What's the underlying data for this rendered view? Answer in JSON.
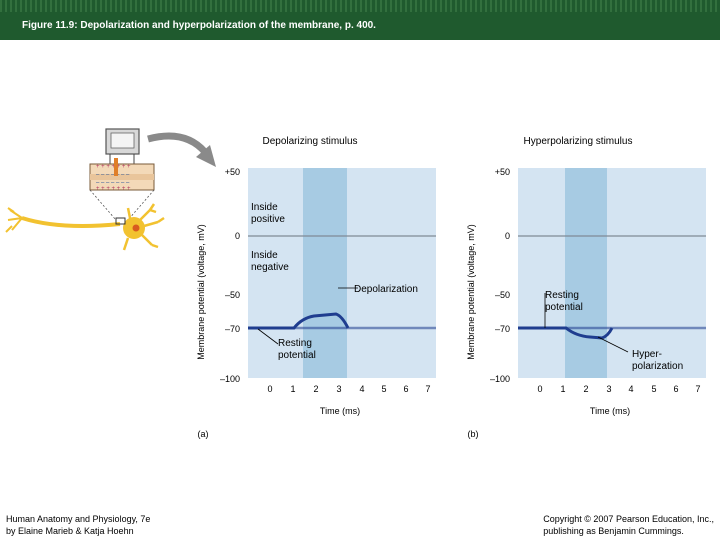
{
  "header": {
    "title": "Figure 11.9: Depolarization and hyperpolarization of the membrane, p. 400."
  },
  "panel_a": {
    "title": "Depolarizing stimulus",
    "y_axis_label": "Membrane potential (voltage, mV)",
    "y_ticks": [
      "+50",
      "0",
      "–50",
      "–70",
      "–100"
    ],
    "x_ticks": [
      "0",
      "1",
      "2",
      "3",
      "4",
      "5",
      "6",
      "7"
    ],
    "x_axis_label": "Time (ms)",
    "panel_label": "(a)",
    "label_inside_positive": [
      "Inside",
      "positive"
    ],
    "label_inside_negative": [
      "Inside",
      "negative"
    ],
    "label_depolarization": "Depolarization",
    "label_resting": [
      "Resting",
      "potential"
    ]
  },
  "panel_b": {
    "title": "Hyperpolarizing stimulus",
    "y_axis_label": "Membrane potential (voltage, mV)",
    "y_ticks": [
      "+50",
      "0",
      "–50",
      "–70",
      "–100"
    ],
    "x_ticks": [
      "0",
      "1",
      "2",
      "3",
      "4",
      "5",
      "6",
      "7"
    ],
    "x_axis_label": "Time (ms)",
    "panel_label": "(b)",
    "label_resting": [
      "Resting",
      "potential"
    ],
    "label_hyper": [
      "Hyper-",
      "polarization"
    ]
  },
  "footer": {
    "left_line1": "Human Anatomy and Physiology, 7e",
    "left_line2": "by Elaine Marieb & Katja Hoehn",
    "right_line1": "Copyright © 2007 Pearson Education, Inc.,",
    "right_line2": "publishing as Benjamin Cummings."
  },
  "colors": {
    "header": "#1f5a2e",
    "plot_bg": "#d4e4f2",
    "stim_band": "#a7cbe3",
    "trace": "#1f3d8f"
  }
}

§ TASK
Make an exact copy of the records shown above, without the pictures.

§ FULL ANSWER
What's the underlying data for this rendered view? Answer in JSON.
{
  "header": {
    "title": "Figure 11.9: Depolarization and hyperpolarization of the membrane, p. 400."
  },
  "panel_a": {
    "title": "Depolarizing stimulus",
    "y_axis_label": "Membrane potential (voltage, mV)",
    "y_ticks": [
      "+50",
      "0",
      "–50",
      "–70",
      "–100"
    ],
    "x_ticks": [
      "0",
      "1",
      "2",
      "3",
      "4",
      "5",
      "6",
      "7"
    ],
    "x_axis_label": "Time (ms)",
    "panel_label": "(a)",
    "label_inside_positive": [
      "Inside",
      "positive"
    ],
    "label_inside_negative": [
      "Inside",
      "negative"
    ],
    "label_depolarization": "Depolarization",
    "label_resting": [
      "Resting",
      "potential"
    ]
  },
  "panel_b": {
    "title": "Hyperpolarizing stimulus",
    "y_axis_label": "Membrane potential (voltage, mV)",
    "y_ticks": [
      "+50",
      "0",
      "–50",
      "–70",
      "–100"
    ],
    "x_ticks": [
      "0",
      "1",
      "2",
      "3",
      "4",
      "5",
      "6",
      "7"
    ],
    "x_axis_label": "Time (ms)",
    "panel_label": "(b)",
    "label_resting": [
      "Resting",
      "potential"
    ],
    "label_hyper": [
      "Hyper-",
      "polarization"
    ]
  },
  "footer": {
    "left_line1": "Human Anatomy and Physiology, 7e",
    "left_line2": "by Elaine Marieb & Katja Hoehn",
    "right_line1": "Copyright © 2007 Pearson Education, Inc.,",
    "right_line2": "publishing as Benjamin Cummings."
  },
  "colors": {
    "header": "#1f5a2e",
    "plot_bg": "#d4e4f2",
    "stim_band": "#a7cbe3",
    "trace": "#1f3d8f"
  }
}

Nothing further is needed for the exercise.